### Given request
Reproduce the lines of the material exactly, excluding every image.

=-=-=-=-=

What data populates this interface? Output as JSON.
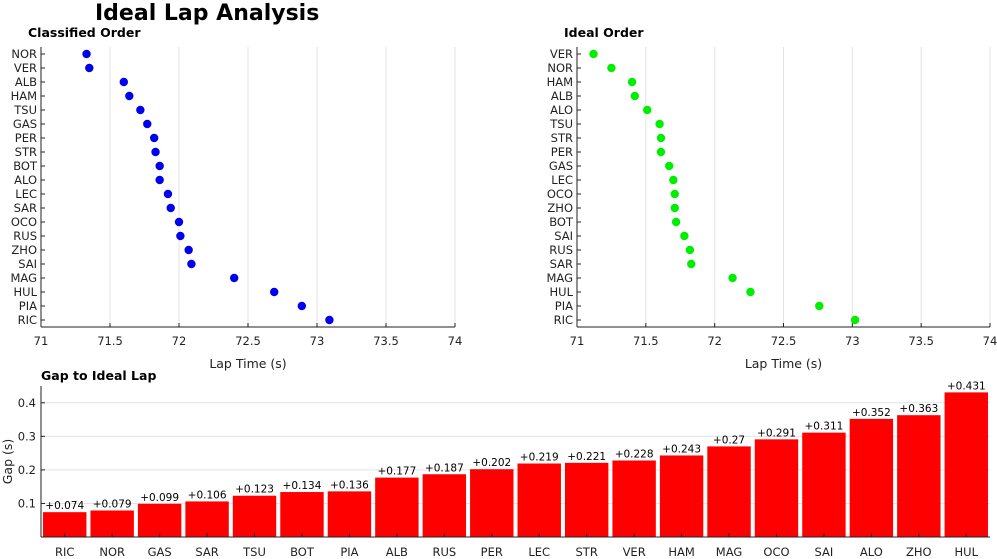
{
  "page": {
    "title": "Ideal Lap Analysis"
  },
  "chart_data": [
    {
      "type": "scatter",
      "title": "Classified Order",
      "xlabel": "Lap Time (s)",
      "ylabel": "",
      "xlim": [
        71,
        74
      ],
      "xticks": [
        71,
        71.5,
        72,
        72.5,
        73,
        73.5,
        74
      ],
      "grid": true,
      "marker_color": "#0000ee",
      "categories": [
        "NOR",
        "VER",
        "ALB",
        "HAM",
        "TSU",
        "GAS",
        "PER",
        "STR",
        "BOT",
        "ALO",
        "LEC",
        "SAR",
        "OCO",
        "RUS",
        "ZHO",
        "SAI",
        "MAG",
        "HUL",
        "PIA",
        "RIC"
      ],
      "values": [
        71.33,
        71.35,
        71.6,
        71.64,
        71.72,
        71.77,
        71.82,
        71.83,
        71.86,
        71.86,
        71.92,
        71.94,
        72.0,
        72.01,
        72.07,
        72.09,
        72.4,
        72.69,
        72.89,
        73.09
      ]
    },
    {
      "type": "scatter",
      "title": "Ideal Order",
      "xlabel": "Lap Time (s)",
      "ylabel": "",
      "xlim": [
        71,
        74
      ],
      "xticks": [
        71,
        71.5,
        72,
        72.5,
        73,
        73.5,
        74
      ],
      "grid": true,
      "marker_color": "#00ee00",
      "categories": [
        "VER",
        "NOR",
        "HAM",
        "ALB",
        "ALO",
        "TSU",
        "STR",
        "PER",
        "GAS",
        "LEC",
        "OCO",
        "ZHO",
        "BOT",
        "SAI",
        "RUS",
        "SAR",
        "MAG",
        "HUL",
        "PIA",
        "RIC"
      ],
      "values": [
        71.12,
        71.25,
        71.4,
        71.42,
        71.51,
        71.6,
        71.61,
        71.61,
        71.67,
        71.7,
        71.71,
        71.71,
        71.72,
        71.78,
        71.82,
        71.83,
        72.13,
        72.26,
        72.76,
        73.02
      ]
    },
    {
      "type": "bar",
      "title": "Gap to Ideal Lap",
      "xlabel": "",
      "ylabel": "Gap (s)",
      "ylim": [
        0,
        0.45
      ],
      "yticks": [
        0.1,
        0.2,
        0.3,
        0.4
      ],
      "grid": true,
      "bar_color": "#ff0000",
      "categories": [
        "RIC",
        "NOR",
        "GAS",
        "SAR",
        "TSU",
        "BOT",
        "PIA",
        "ALB",
        "RUS",
        "PER",
        "LEC",
        "STR",
        "VER",
        "HAM",
        "MAG",
        "OCO",
        "SAI",
        "ALO",
        "ZHO",
        "HUL"
      ],
      "values": [
        0.074,
        0.079,
        0.099,
        0.106,
        0.123,
        0.134,
        0.136,
        0.177,
        0.187,
        0.202,
        0.219,
        0.221,
        0.228,
        0.243,
        0.27,
        0.291,
        0.311,
        0.352,
        0.363,
        0.431
      ],
      "value_labels": [
        "+0.074",
        "+0.079",
        "+0.099",
        "+0.106",
        "+0.123",
        "+0.134",
        "+0.136",
        "+0.177",
        "+0.187",
        "+0.202",
        "+0.219",
        "+0.221",
        "+0.228",
        "+0.243",
        "+0.27",
        "+0.291",
        "+0.311",
        "+0.352",
        "+0.363",
        "+0.431"
      ]
    }
  ]
}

=-=-=-=-=

### Solution below
What data populates this interface? Output as JSON.
{
  "page": {
    "title": "Ideal Lap Analysis"
  },
  "chart_data": [
    {
      "type": "scatter",
      "title": "Classified Order",
      "xlabel": "Lap Time (s)",
      "ylabel": "",
      "xlim": [
        71,
        74
      ],
      "xticks": [
        71,
        71.5,
        72,
        72.5,
        73,
        73.5,
        74
      ],
      "grid": true,
      "marker_color": "#0000ee",
      "categories": [
        "NOR",
        "VER",
        "ALB",
        "HAM",
        "TSU",
        "GAS",
        "PER",
        "STR",
        "BOT",
        "ALO",
        "LEC",
        "SAR",
        "OCO",
        "RUS",
        "ZHO",
        "SAI",
        "MAG",
        "HUL",
        "PIA",
        "RIC"
      ],
      "values": [
        71.33,
        71.35,
        71.6,
        71.64,
        71.72,
        71.77,
        71.82,
        71.83,
        71.86,
        71.86,
        71.92,
        71.94,
        72.0,
        72.01,
        72.07,
        72.09,
        72.4,
        72.69,
        72.89,
        73.09
      ]
    },
    {
      "type": "scatter",
      "title": "Ideal Order",
      "xlabel": "Lap Time (s)",
      "ylabel": "",
      "xlim": [
        71,
        74
      ],
      "xticks": [
        71,
        71.5,
        72,
        72.5,
        73,
        73.5,
        74
      ],
      "grid": true,
      "marker_color": "#00ee00",
      "categories": [
        "VER",
        "NOR",
        "HAM",
        "ALB",
        "ALO",
        "TSU",
        "STR",
        "PER",
        "GAS",
        "LEC",
        "OCO",
        "ZHO",
        "BOT",
        "SAI",
        "RUS",
        "SAR",
        "MAG",
        "HUL",
        "PIA",
        "RIC"
      ],
      "values": [
        71.12,
        71.25,
        71.4,
        71.42,
        71.51,
        71.6,
        71.61,
        71.61,
        71.67,
        71.7,
        71.71,
        71.71,
        71.72,
        71.78,
        71.82,
        71.83,
        72.13,
        72.26,
        72.76,
        73.02
      ]
    },
    {
      "type": "bar",
      "title": "Gap to Ideal Lap",
      "xlabel": "",
      "ylabel": "Gap (s)",
      "ylim": [
        0,
        0.45
      ],
      "yticks": [
        0.1,
        0.2,
        0.3,
        0.4
      ],
      "grid": true,
      "bar_color": "#ff0000",
      "categories": [
        "RIC",
        "NOR",
        "GAS",
        "SAR",
        "TSU",
        "BOT",
        "PIA",
        "ALB",
        "RUS",
        "PER",
        "LEC",
        "STR",
        "VER",
        "HAM",
        "MAG",
        "OCO",
        "SAI",
        "ALO",
        "ZHO",
        "HUL"
      ],
      "values": [
        0.074,
        0.079,
        0.099,
        0.106,
        0.123,
        0.134,
        0.136,
        0.177,
        0.187,
        0.202,
        0.219,
        0.221,
        0.228,
        0.243,
        0.27,
        0.291,
        0.311,
        0.352,
        0.363,
        0.431
      ],
      "value_labels": [
        "+0.074",
        "+0.079",
        "+0.099",
        "+0.106",
        "+0.123",
        "+0.134",
        "+0.136",
        "+0.177",
        "+0.187",
        "+0.202",
        "+0.219",
        "+0.221",
        "+0.228",
        "+0.243",
        "+0.27",
        "+0.291",
        "+0.311",
        "+0.352",
        "+0.363",
        "+0.431"
      ]
    }
  ]
}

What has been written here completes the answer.